▶ _Provided data_
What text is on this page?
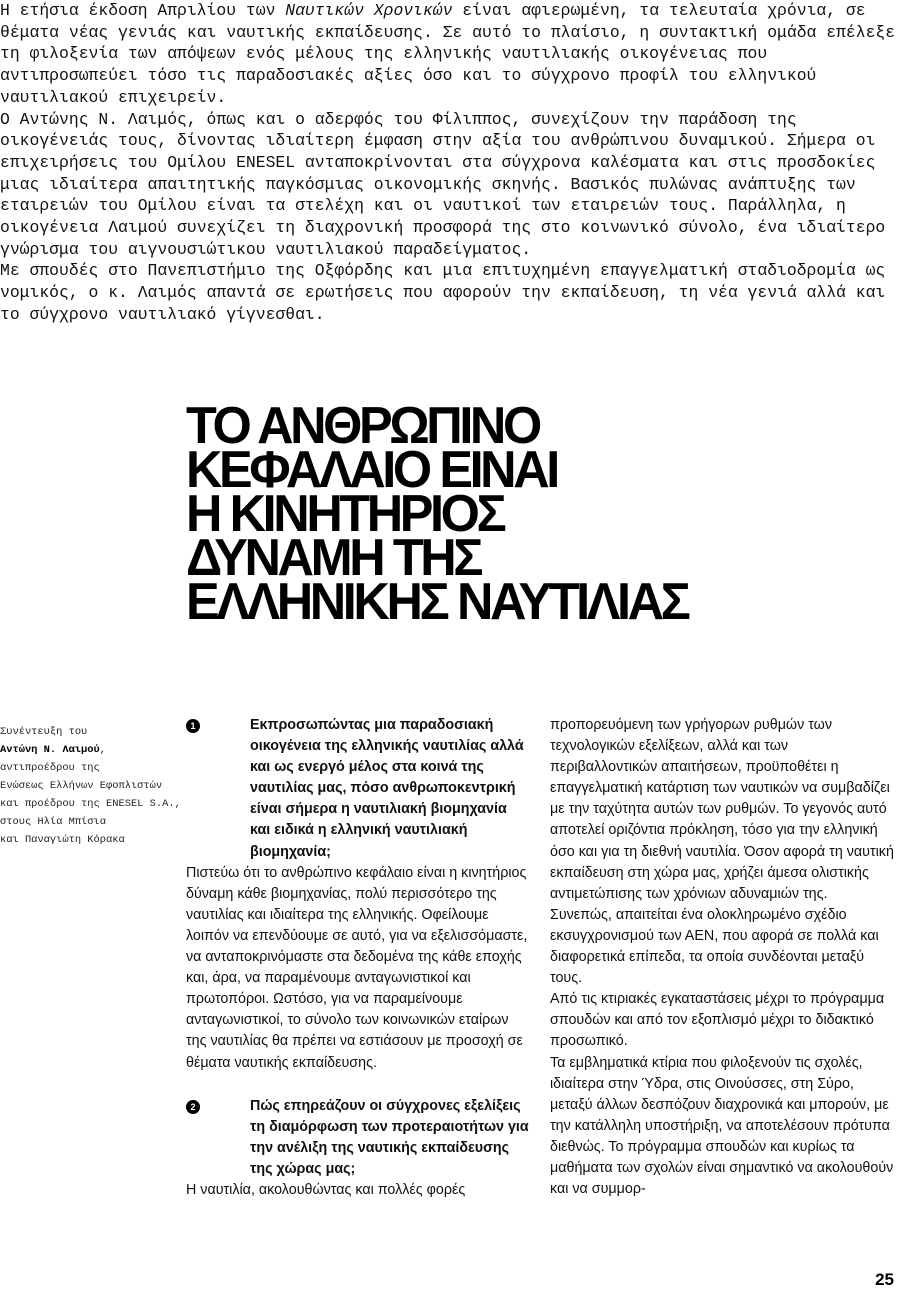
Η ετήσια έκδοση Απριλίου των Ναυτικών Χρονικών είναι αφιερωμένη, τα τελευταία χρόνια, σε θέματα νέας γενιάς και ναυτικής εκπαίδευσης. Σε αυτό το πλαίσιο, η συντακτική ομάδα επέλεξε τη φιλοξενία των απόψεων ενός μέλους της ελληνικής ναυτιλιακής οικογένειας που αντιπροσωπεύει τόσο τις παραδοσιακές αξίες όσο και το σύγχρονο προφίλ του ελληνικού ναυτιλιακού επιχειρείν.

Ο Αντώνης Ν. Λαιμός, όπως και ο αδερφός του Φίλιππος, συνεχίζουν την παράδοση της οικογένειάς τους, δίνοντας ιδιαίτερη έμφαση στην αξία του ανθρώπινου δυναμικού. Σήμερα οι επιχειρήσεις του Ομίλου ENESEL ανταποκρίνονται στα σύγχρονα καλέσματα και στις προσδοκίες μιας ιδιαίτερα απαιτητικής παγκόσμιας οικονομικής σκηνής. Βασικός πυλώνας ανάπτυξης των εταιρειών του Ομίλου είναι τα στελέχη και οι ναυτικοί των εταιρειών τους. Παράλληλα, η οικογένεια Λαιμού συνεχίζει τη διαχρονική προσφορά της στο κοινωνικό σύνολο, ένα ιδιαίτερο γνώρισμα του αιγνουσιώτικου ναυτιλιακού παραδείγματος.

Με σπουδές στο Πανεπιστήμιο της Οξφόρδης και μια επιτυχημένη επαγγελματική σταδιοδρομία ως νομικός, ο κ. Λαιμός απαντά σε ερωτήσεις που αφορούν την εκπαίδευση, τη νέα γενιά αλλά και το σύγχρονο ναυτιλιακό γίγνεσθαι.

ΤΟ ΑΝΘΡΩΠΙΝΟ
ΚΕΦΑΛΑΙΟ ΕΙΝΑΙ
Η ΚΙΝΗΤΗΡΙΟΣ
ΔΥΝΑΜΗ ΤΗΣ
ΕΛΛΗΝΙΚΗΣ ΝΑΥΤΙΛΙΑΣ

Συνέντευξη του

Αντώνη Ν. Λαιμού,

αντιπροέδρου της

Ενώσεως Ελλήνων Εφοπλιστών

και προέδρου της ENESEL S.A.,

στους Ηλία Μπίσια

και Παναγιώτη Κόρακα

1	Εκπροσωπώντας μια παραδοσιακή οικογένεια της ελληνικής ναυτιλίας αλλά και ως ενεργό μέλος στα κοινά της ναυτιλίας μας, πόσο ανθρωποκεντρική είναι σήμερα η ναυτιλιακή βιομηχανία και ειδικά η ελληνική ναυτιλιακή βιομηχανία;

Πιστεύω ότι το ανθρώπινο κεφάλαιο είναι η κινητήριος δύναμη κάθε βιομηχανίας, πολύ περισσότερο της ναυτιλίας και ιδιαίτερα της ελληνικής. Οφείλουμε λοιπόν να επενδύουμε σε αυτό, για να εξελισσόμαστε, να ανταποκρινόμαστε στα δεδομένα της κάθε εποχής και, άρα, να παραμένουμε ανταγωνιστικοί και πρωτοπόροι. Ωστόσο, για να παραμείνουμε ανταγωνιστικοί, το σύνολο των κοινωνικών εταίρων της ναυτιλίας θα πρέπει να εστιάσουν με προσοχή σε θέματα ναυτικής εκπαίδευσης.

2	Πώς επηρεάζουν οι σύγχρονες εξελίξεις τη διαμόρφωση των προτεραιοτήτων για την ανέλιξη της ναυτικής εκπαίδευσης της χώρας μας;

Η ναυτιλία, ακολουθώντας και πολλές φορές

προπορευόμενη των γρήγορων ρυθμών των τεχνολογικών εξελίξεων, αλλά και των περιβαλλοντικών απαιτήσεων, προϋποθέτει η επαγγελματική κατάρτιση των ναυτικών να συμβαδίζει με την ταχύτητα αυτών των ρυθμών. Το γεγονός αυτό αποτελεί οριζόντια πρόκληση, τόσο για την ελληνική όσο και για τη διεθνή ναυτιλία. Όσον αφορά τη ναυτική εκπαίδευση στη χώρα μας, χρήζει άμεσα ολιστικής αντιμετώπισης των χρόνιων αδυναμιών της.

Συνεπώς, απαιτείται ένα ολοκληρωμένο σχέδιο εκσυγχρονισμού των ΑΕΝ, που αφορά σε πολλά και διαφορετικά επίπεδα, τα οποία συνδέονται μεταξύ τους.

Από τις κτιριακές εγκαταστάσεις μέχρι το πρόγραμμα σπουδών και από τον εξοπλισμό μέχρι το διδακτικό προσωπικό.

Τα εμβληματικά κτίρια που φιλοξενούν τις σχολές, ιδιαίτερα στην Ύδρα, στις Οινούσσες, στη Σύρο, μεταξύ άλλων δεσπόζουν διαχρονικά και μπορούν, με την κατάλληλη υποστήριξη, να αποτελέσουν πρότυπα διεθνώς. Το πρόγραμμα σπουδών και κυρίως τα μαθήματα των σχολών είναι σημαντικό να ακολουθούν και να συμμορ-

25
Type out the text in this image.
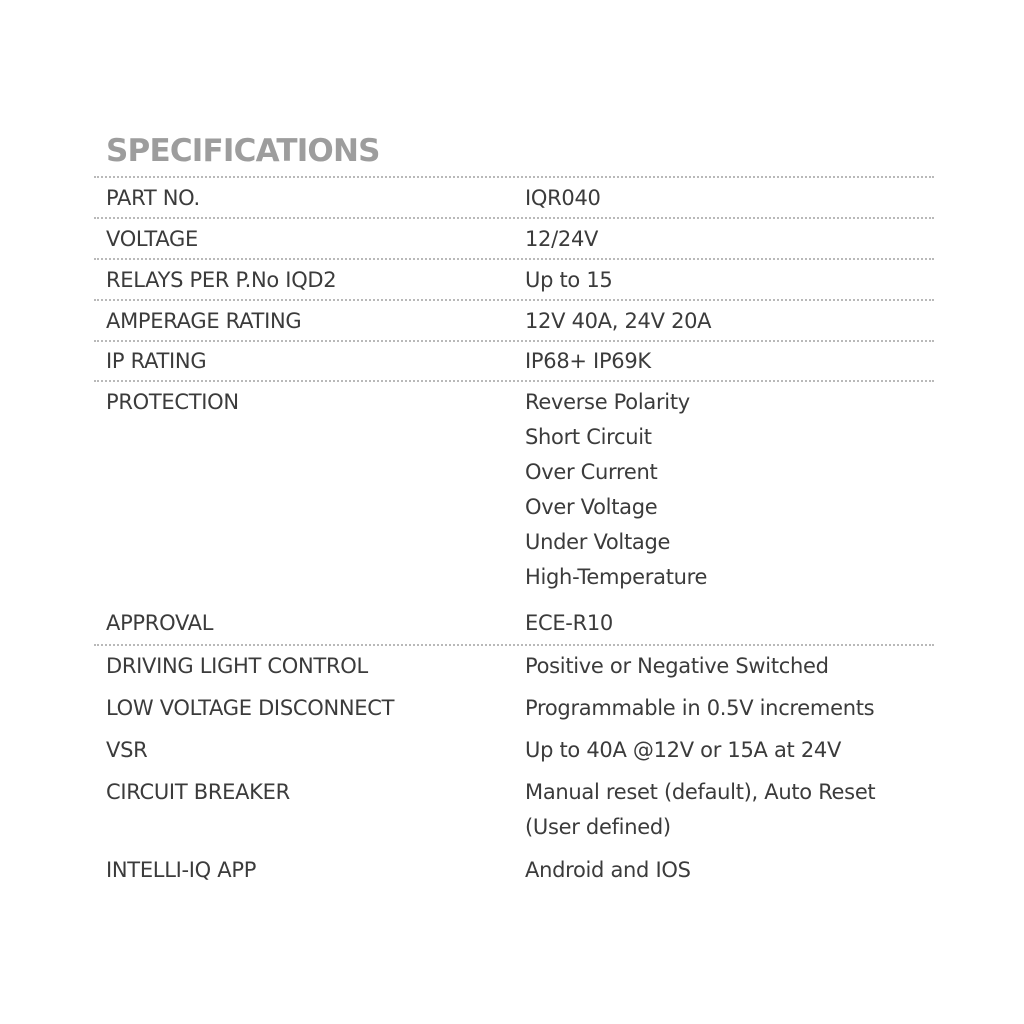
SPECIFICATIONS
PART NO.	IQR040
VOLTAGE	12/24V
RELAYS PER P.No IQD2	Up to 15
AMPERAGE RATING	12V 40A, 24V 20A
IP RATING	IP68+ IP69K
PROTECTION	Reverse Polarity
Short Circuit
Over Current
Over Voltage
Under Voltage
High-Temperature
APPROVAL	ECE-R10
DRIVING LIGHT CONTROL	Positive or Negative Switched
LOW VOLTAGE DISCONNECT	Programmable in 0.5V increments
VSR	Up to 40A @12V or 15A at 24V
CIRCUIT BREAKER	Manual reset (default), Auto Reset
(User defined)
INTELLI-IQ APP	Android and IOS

▶ _Exercise goal_
From the line that contains "Type out the text in this image." to the end of the material above, output every line exactly, both ends included, but leave out any pictures.

▶ _Response below_
Type out the text in this image.
SPECIFICATIONS
PART NO.	IQR040
VOLTAGE	12/24V
RELAYS PER P.No IQD2	Up to 15
AMPERAGE RATING	12V 40A, 24V 20A
IP RATING	IP68+ IP69K
PROTECTION	Reverse Polarity
Short Circuit
Over Current
Over Voltage
Under Voltage
High-Temperature
APPROVAL	ECE-R10
DRIVING LIGHT CONTROL	Positive or Negative Switched
LOW VOLTAGE DISCONNECT	Programmable in 0.5V increments
VSR	Up to 40A @12V or 15A at 24V
CIRCUIT BREAKER	Manual reset (default), Auto Reset
(User defined)
INTELLI-IQ APP	Android and IOS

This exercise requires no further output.